## start

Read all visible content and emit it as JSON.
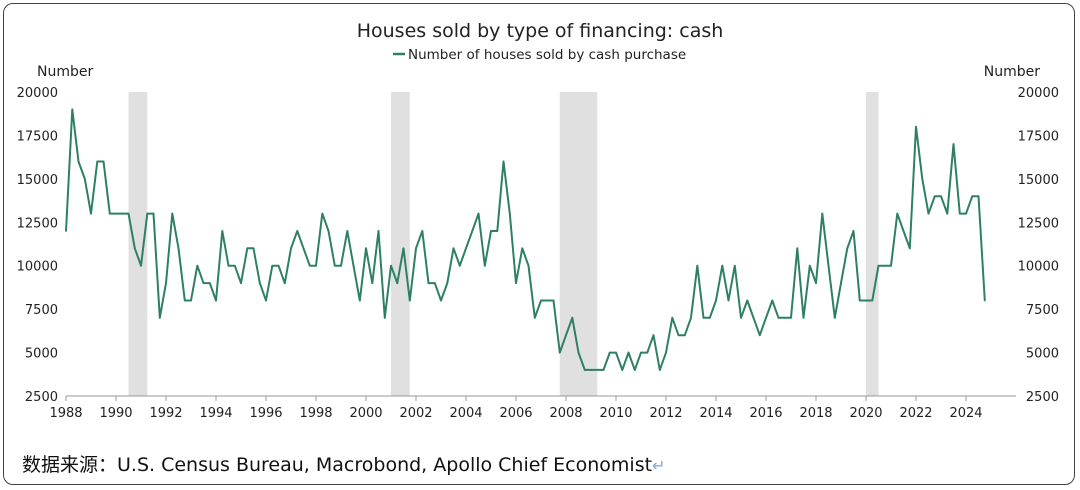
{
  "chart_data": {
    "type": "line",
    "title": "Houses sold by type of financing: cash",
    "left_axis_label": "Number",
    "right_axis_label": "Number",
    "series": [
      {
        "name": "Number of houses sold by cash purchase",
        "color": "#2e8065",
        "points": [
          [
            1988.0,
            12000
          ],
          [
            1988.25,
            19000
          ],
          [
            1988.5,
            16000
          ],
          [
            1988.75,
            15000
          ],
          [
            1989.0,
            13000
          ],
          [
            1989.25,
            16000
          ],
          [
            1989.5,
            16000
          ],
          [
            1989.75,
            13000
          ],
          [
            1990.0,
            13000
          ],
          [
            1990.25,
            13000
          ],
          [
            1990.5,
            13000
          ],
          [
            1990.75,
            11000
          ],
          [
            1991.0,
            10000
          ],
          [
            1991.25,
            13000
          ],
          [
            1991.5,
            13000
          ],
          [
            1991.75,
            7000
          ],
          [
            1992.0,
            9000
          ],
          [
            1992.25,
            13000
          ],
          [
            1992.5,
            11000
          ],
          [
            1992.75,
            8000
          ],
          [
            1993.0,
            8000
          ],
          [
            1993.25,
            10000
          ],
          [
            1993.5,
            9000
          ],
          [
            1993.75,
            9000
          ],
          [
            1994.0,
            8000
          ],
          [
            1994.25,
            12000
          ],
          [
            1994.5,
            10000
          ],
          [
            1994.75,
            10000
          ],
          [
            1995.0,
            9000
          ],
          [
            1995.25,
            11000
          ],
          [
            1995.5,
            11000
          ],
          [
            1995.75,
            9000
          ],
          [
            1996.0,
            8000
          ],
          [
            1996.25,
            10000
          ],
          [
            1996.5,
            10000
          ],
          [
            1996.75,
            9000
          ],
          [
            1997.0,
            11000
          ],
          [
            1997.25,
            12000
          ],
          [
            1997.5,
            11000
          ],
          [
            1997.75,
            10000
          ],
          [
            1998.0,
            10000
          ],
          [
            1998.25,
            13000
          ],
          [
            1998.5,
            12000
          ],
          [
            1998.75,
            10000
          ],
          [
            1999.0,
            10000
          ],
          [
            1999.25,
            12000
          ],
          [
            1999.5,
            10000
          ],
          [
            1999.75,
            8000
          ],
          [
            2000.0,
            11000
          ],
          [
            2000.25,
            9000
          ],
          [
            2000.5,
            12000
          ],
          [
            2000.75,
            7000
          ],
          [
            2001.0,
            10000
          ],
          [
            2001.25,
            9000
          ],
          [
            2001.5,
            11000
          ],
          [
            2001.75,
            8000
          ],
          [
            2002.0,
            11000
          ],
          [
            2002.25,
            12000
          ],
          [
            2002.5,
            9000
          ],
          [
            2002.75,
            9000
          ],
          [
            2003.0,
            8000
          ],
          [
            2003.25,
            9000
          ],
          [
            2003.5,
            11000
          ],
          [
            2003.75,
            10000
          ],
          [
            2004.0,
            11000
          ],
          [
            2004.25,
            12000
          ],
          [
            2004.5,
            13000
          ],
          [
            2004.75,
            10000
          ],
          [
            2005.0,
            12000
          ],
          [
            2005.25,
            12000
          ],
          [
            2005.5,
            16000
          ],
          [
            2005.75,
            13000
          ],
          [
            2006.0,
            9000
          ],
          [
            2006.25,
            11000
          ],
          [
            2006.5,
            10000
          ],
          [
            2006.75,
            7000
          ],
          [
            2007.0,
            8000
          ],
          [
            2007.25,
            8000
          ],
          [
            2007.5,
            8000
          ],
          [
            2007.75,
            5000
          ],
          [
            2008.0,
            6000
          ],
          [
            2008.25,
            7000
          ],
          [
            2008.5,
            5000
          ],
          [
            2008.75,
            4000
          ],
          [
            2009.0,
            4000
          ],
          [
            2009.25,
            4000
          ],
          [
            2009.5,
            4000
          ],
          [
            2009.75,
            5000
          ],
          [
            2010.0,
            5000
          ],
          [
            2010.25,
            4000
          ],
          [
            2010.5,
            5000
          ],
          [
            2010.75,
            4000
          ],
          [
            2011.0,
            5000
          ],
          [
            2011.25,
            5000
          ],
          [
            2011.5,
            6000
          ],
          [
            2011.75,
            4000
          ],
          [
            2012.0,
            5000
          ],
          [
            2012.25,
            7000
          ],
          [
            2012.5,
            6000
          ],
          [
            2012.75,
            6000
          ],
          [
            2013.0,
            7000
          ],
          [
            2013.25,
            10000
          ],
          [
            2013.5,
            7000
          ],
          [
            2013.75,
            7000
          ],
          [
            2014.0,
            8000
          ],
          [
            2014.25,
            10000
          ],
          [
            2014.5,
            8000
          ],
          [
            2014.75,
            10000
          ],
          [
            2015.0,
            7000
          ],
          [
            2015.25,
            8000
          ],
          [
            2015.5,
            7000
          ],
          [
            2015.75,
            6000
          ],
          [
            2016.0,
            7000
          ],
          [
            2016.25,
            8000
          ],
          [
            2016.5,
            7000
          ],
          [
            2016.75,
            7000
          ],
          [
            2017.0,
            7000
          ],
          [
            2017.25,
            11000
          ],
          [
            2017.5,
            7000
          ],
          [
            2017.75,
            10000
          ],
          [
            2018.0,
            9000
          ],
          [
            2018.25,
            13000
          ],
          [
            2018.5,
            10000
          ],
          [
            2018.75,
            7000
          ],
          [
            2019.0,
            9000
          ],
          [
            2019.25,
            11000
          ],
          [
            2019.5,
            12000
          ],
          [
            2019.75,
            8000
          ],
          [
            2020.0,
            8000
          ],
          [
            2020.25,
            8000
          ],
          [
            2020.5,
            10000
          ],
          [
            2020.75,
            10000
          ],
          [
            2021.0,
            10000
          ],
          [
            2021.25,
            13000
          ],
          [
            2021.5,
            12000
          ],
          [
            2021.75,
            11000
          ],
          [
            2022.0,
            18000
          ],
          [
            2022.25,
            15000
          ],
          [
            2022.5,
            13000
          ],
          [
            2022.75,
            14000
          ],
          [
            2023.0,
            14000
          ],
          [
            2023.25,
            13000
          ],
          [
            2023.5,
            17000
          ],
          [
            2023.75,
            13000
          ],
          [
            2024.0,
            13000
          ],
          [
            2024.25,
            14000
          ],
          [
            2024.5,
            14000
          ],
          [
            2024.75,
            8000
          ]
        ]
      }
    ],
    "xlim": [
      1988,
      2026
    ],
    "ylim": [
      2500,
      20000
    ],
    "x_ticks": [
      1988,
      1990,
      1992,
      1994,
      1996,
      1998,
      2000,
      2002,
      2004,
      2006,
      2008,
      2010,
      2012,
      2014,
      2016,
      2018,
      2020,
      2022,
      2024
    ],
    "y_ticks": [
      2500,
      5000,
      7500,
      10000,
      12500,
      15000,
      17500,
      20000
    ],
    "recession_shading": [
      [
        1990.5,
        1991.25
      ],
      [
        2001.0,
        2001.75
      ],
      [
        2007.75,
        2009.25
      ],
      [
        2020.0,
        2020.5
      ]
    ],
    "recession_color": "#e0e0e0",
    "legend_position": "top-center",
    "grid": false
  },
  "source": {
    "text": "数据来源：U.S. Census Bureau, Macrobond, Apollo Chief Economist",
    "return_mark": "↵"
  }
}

## end
## start

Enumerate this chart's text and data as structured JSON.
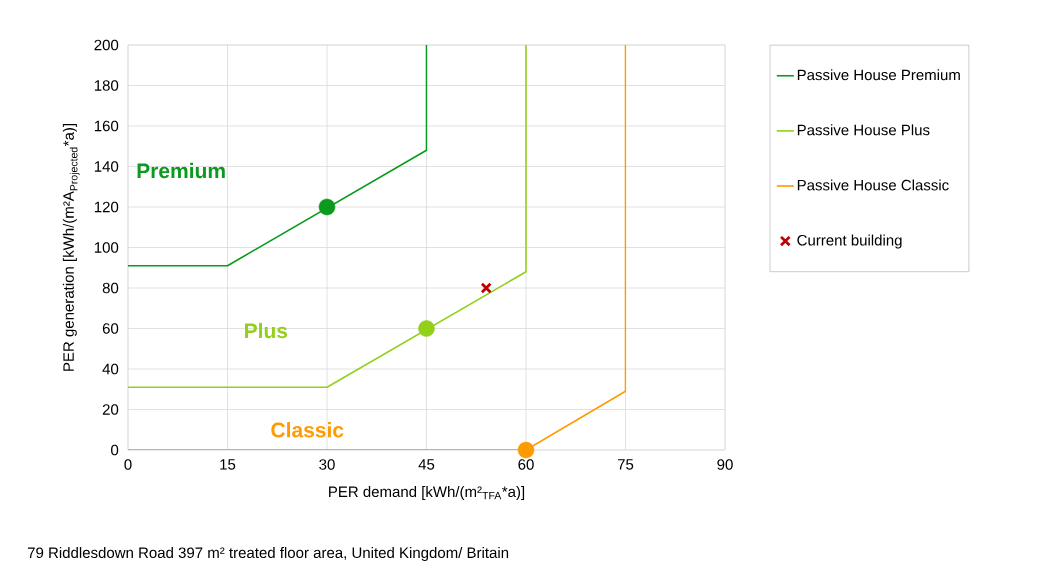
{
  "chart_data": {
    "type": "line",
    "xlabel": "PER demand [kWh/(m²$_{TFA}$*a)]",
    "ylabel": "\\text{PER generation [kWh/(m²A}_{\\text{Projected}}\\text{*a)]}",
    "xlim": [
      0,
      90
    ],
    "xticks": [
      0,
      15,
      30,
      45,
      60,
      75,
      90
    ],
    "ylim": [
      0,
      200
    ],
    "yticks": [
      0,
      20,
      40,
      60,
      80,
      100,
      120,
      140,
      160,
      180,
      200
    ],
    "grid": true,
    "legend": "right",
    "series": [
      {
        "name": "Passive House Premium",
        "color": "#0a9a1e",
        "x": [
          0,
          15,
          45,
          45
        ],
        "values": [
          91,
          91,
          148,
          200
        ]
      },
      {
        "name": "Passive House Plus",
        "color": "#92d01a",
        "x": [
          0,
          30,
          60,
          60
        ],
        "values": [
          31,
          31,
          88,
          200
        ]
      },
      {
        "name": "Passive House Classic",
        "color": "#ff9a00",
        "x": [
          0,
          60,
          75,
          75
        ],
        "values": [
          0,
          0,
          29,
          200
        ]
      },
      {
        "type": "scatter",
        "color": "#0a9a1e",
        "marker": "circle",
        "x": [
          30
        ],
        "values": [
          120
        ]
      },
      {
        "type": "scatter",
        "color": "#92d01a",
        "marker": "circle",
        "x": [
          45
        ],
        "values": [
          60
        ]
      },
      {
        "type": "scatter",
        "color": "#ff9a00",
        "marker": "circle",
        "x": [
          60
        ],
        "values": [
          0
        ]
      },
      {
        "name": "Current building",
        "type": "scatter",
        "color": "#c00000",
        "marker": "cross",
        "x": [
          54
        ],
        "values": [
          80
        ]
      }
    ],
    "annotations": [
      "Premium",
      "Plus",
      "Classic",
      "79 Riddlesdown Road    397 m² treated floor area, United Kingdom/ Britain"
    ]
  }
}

## end

Report how many lines in the listing include the word "Premium". Give nothing but the count.

2